**Vorliegender Text:**

ÖPNV vor neuen Aufgaben

Kommunale Verkehrsbetriebe vor dem Aus?

Ein wesentlicher und ebenfalls höchst umstrittener Bestandteil der Liberalisierungsoffensive von Rat, Kommission und Teilen des Parlaments ist der Bereich des öffentlichen Personenverkehrs. Die Kommission hat im Juli vergangenen Jahres den Entwurf einer Verordnung vorgelegt, der ob der Bedeutung des Themas nach mehreren Anhörungen mit Experten, Betreibern und Gewerkschaften im Ausschss für Regionalpolitik, Verkehr und Fremdenverkehr des Europäischen Parlaments ausführlich erörtert wurde und sich noch in der ersten Phase der Lesung des Parlaments befindet. Voraussichtlich im Oktober wird während der Plenarsitzung in Strasbourg der Bericht des niederländischen Sozialisten Erik Meijer aus der GUE/NGL – Fraktion in erster Lesung zur Abstimmung gestellt. In allen Phasen der bisherigen Diskussion wurden sehr kontroverse Meinungen vertreten, was einen für Linke vertretbaren Kompromiss in dieser wichtigen Frage sehr kompliziert macht.

Wie in den Bereichen Post, Schienenverkehr, Telekommunikation, Gas, Wasser und anderen steht die Schaffung eines europäischen Binnenmarktes und die Öffnung der bisher vorwiegend national und regional organisierten Märkte in diesen Bereichen für private in- und ausländische Firmen im Mittelpunkt. Im Bereich des öffentlichen Personenverkehrs auf der Schiene, der Straße und auf Binnenschifffahrtswegen besteht die besondere Spezifik im überwiegend regionalen und lokalen Betreiben dieser Dienste, oft noch mittels kommunaler Eigenbetriebe.

**Einträge:**
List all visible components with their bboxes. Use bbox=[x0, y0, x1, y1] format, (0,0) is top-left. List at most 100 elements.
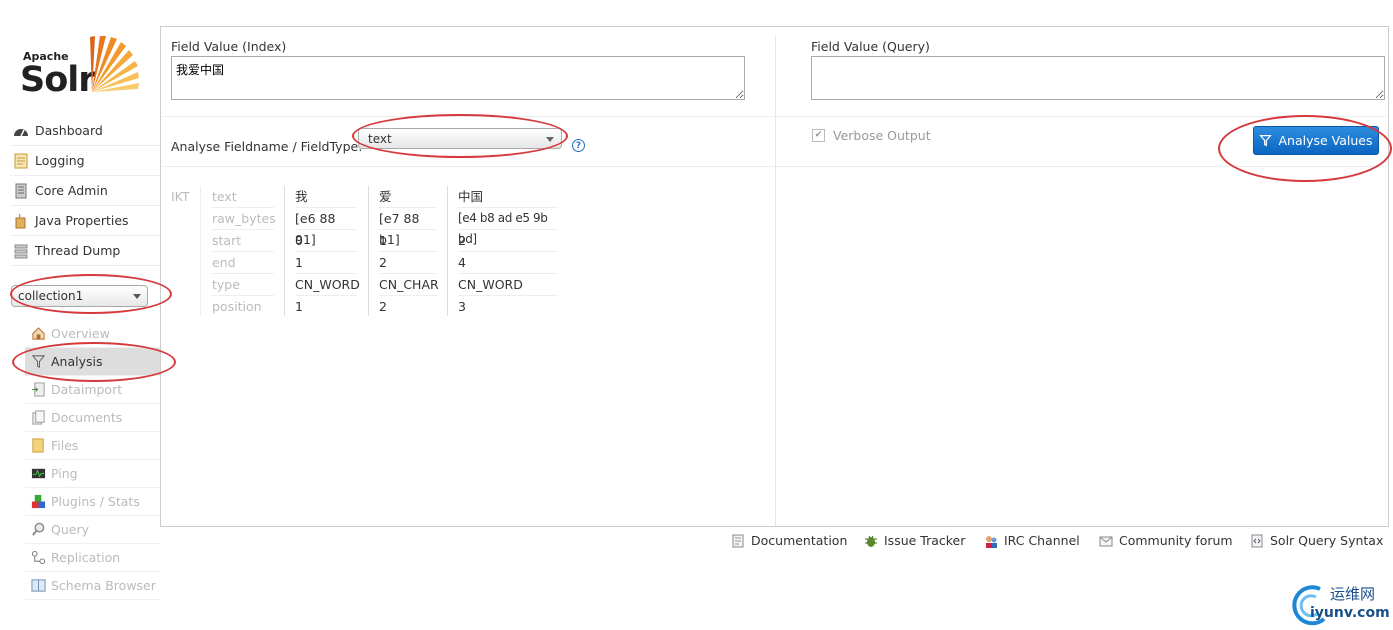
nav-java-properties[interactable]: Java Properties bbox=[10, 206, 160, 236]
section-divider bbox=[162, 116, 1387, 117]
core-menu-label: Schema Browser bbox=[51, 578, 156, 593]
index-value-input[interactable] bbox=[171, 56, 745, 100]
core-menu-label: Plugins / Stats bbox=[51, 494, 140, 509]
row-label-start: start bbox=[212, 230, 274, 252]
plugins-icon bbox=[31, 494, 46, 509]
nav-label: Dashboard bbox=[35, 123, 103, 138]
core-menu-documents[interactable]: Documents bbox=[25, 404, 160, 432]
analyzer-name: IKT bbox=[171, 189, 190, 204]
core-menu-label: Overview bbox=[51, 326, 110, 341]
core-menu-files[interactable]: Files bbox=[25, 432, 160, 460]
token-end: 2 bbox=[379, 252, 437, 274]
core-menu-label: Replication bbox=[51, 550, 121, 565]
watermark-cn: 运维网 bbox=[1330, 585, 1376, 603]
footer-label: Solr Query Syntax bbox=[1270, 533, 1384, 548]
footer-label: Issue Tracker bbox=[884, 533, 966, 548]
token-position: 1 bbox=[295, 299, 303, 314]
query-icon bbox=[32, 522, 45, 536]
nav-core-admin[interactable]: Core Admin bbox=[10, 176, 160, 206]
core-menu-replication[interactable]: Replication bbox=[25, 544, 160, 572]
core-menu-query[interactable]: Query bbox=[25, 516, 160, 544]
annotation-oval-analyse-button bbox=[1218, 115, 1392, 182]
core-menu-ping[interactable]: Ping bbox=[25, 460, 160, 488]
token-end: 4 bbox=[458, 252, 558, 274]
nav-label: Java Properties bbox=[35, 213, 129, 228]
column-divider bbox=[775, 36, 776, 166]
schema-icon bbox=[31, 579, 46, 592]
nav-dashboard[interactable]: Dashboard bbox=[10, 116, 160, 146]
home-icon bbox=[32, 327, 45, 340]
core-menu-label: Files bbox=[51, 438, 79, 453]
query-value-input[interactable] bbox=[811, 56, 1385, 100]
verbose-output-toggle[interactable]: ✔ Verbose Output bbox=[812, 128, 931, 143]
row-label-text: text bbox=[212, 186, 274, 208]
nav-label: Thread Dump bbox=[35, 243, 121, 258]
core-menu-plugins-stats[interactable]: Plugins / Stats bbox=[25, 488, 160, 516]
nav-logging[interactable]: Logging bbox=[10, 146, 160, 176]
core-menu-label: Query bbox=[51, 522, 89, 537]
solr-sun-icon bbox=[90, 36, 139, 92]
token-start: 1 bbox=[379, 230, 437, 252]
java-icon bbox=[15, 213, 26, 228]
verbose-label: Verbose Output bbox=[833, 128, 931, 143]
token-start: 2 bbox=[458, 230, 558, 252]
nav-thread-dump[interactable]: Thread Dump bbox=[10, 236, 160, 266]
help-icon[interactable]: ? bbox=[572, 139, 585, 152]
watermark-url: iyunv.com bbox=[1310, 605, 1390, 621]
token-position: 2 bbox=[379, 299, 387, 314]
footer-issue-tracker-link[interactable]: Issue Tracker bbox=[864, 533, 965, 548]
annotation-oval-core-selector bbox=[10, 274, 172, 314]
verbose-checkbox[interactable]: ✔ bbox=[812, 129, 825, 142]
row-label-raw-bytes: raw_bytes bbox=[212, 208, 276, 230]
mail-icon bbox=[1099, 536, 1113, 546]
core-menu-schema-browser[interactable]: Schema Browser bbox=[25, 572, 160, 600]
token-type: CN_WORD bbox=[458, 274, 558, 296]
replication-icon bbox=[31, 550, 46, 565]
nav-label: Logging bbox=[35, 153, 85, 168]
row-label-end: end bbox=[212, 252, 274, 274]
footer-community-forum-link[interactable]: Community forum bbox=[1099, 533, 1233, 548]
token-divider bbox=[368, 186, 369, 316]
token-text: 中国 bbox=[458, 186, 558, 208]
token-divider bbox=[447, 186, 448, 316]
site-watermark: 运维网 iyunv.com bbox=[1290, 583, 1390, 628]
footer-solr-query-syntax-link[interactable]: Solr Query Syntax bbox=[1250, 533, 1383, 548]
annotation-oval-fieldtype bbox=[352, 114, 568, 158]
token-start: 0 bbox=[295, 230, 357, 252]
irc-icon bbox=[986, 535, 997, 548]
files-icon bbox=[32, 438, 44, 453]
thread-dump-icon bbox=[14, 244, 28, 258]
token-text: 爱 bbox=[379, 186, 437, 208]
fieldname-label: Analyse Fieldname / FieldType: bbox=[171, 139, 363, 154]
footer-label: IRC Channel bbox=[1004, 533, 1080, 548]
row-label-type: type bbox=[212, 274, 274, 296]
solr-logo[interactable]: Apache Solr bbox=[20, 34, 150, 102]
core-menu-label: Ping bbox=[51, 466, 78, 481]
nav-label: Core Admin bbox=[35, 183, 108, 198]
token-raw-bytes: [e4 b8 ad e5 9b bd] bbox=[458, 208, 558, 246]
footer-irc-channel-link[interactable]: IRC Channel bbox=[984, 533, 1080, 548]
annotation-oval-analysis bbox=[12, 342, 176, 382]
documents-icon bbox=[32, 410, 45, 425]
core-admin-icon bbox=[15, 183, 27, 198]
token-divider bbox=[284, 186, 285, 316]
core-menu-label: Documents bbox=[51, 410, 123, 425]
results-column-divider bbox=[775, 166, 776, 526]
row-label-position: position bbox=[212, 299, 262, 314]
core-menu-label: Dataimport bbox=[51, 382, 123, 397]
ping-icon bbox=[31, 468, 46, 479]
token-raw-bytes: [e6 88 91] bbox=[295, 208, 357, 247]
analyzer-divider bbox=[200, 186, 201, 316]
logging-icon bbox=[14, 153, 28, 168]
footer-label: Community forum bbox=[1119, 533, 1233, 548]
token-position: 3 bbox=[458, 299, 466, 314]
token-type: CN_CHAR bbox=[379, 274, 439, 296]
bug-icon bbox=[865, 535, 877, 547]
token-raw-bytes: [e7 88 b1] bbox=[379, 208, 437, 247]
footer-documentation-link[interactable]: Documentation bbox=[731, 533, 847, 548]
syntax-icon bbox=[1251, 534, 1263, 547]
footer-label: Documentation bbox=[751, 533, 848, 548]
dataimport-icon bbox=[31, 382, 45, 397]
token-text: 我 bbox=[295, 186, 357, 208]
dashboard-icon bbox=[14, 128, 28, 136]
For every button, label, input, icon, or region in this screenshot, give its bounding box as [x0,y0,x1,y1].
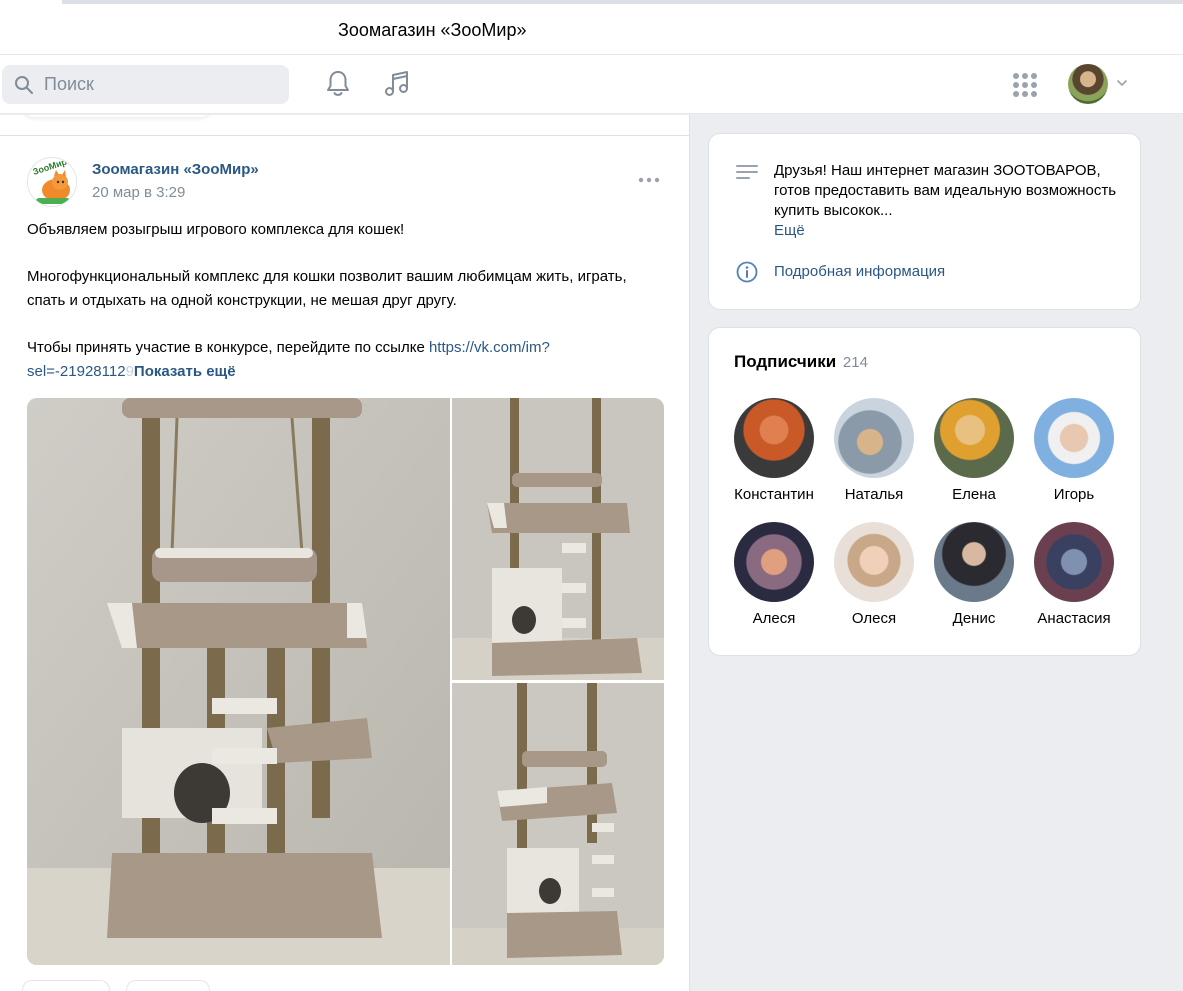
window-title: Зоомагазин «ЗооМир» [338,20,527,40]
apps-icon[interactable] [1013,73,1037,97]
subscriber-avatar[interactable] [834,398,914,478]
subscribers-title[interactable]: Подписчики 214 [734,352,868,372]
post-photo-2[interactable] [452,398,664,680]
wall-post: ЗооМир Зоомагазин «ЗооМир» 20 мар в 3:29… [0,115,690,991]
subscriber-avatar[interactable] [734,522,814,602]
search-input[interactable] [44,65,274,104]
subscriber-item[interactable]: Наталья [824,398,924,503]
top-header [0,54,1183,114]
divider [0,135,689,136]
subscribers-count: 214 [842,354,868,371]
community-info-card: Друзья! Наш интернет магазин ЗООТОВАРОВ,… [708,133,1141,310]
subscribers-card: Подписчики 214 Константин Наталья Елена … [708,327,1141,656]
subscriber-item[interactable]: Елена [924,398,1024,503]
post-actions-stub [22,980,212,991]
search-icon [15,76,33,94]
post-date[interactable]: 20 мар в 3:29 [92,184,185,201]
browser-tab-strip [62,0,1183,4]
post-photo-main[interactable] [27,398,450,965]
subscriber-name[interactable]: Анастасия [1024,610,1124,627]
show-more-link[interactable]: Показать ещё [134,363,236,380]
subscriber-name[interactable]: Игорь [1024,486,1124,503]
post-text-line: Объявляем розыгрыш игрового комплекса дл… [27,221,405,238]
subscriber-avatar[interactable] [834,522,914,602]
subscriber-item[interactable]: Игорь [1024,398,1124,503]
window-title-bar: Зоомагазин «ЗооМир» [0,0,1183,54]
community-description: Друзья! Наш интернет магазин ЗООТОВАРОВ,… [774,161,1119,241]
music-icon[interactable] [383,69,411,99]
info-icon [736,261,758,283]
subscriber-item[interactable]: Алеся [724,522,824,627]
user-avatar[interactable] [1068,64,1108,104]
details-link[interactable]: Подробная информация [774,263,945,280]
subscriber-item[interactable]: Денис [924,522,1024,627]
previous-block-edge [22,115,212,117]
subscriber-name[interactable]: Елена [924,486,1024,503]
subscriber-name[interactable]: Денис [924,610,1024,627]
subscriber-avatar[interactable] [1034,398,1114,478]
subscriber-name[interactable]: Алеся [724,610,824,627]
post-text-line: Чтобы принять участие в конкурсе, перейд… [27,339,550,380]
more-options-icon[interactable] [638,173,660,187]
post-photo-3[interactable] [452,683,664,965]
subscriber-item[interactable]: Олеся [824,522,924,627]
subscriber-avatar[interactable] [734,398,814,478]
subscriber-avatar[interactable] [934,522,1014,602]
description-more-link[interactable]: Ещё [774,221,1119,241]
post-author[interactable]: Зоомагазин «ЗооМир» [92,161,259,178]
search-box[interactable] [2,65,289,104]
subscriber-avatar[interactable] [1034,522,1114,602]
subscriber-name[interactable]: Олеся [824,610,924,627]
post-text-line: Многофункциональный комплекс для кошки п… [27,268,627,309]
subscriber-item[interactable]: Константин [724,398,824,503]
community-avatar[interactable]: ЗооМир [27,157,77,207]
bell-icon[interactable] [325,69,351,99]
subscriber-item[interactable]: Анастасия [1024,522,1124,627]
zoomir-logo-icon: ЗооМир [28,158,76,206]
chevron-down-icon[interactable] [1116,77,1128,89]
subscriber-name[interactable]: Наталья [824,486,924,503]
post-text: Объявляем розыгрыш игрового комплекса дл… [27,218,627,384]
subscriber-name[interactable]: Константин [724,486,824,503]
description-icon [736,165,758,179]
subscriber-avatar[interactable] [934,398,1014,478]
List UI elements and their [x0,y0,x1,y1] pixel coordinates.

**Aufgabe:**
Zähle alle Bereiche auf, die der Text über den ÖPNV in dem Satz beginnend mit „Wie in den Bereichen“ ausdrücklich beim Namen nennt.

**Antwort:**
Post, Schienenverkehr, Telekommunikation, Gas, Wasser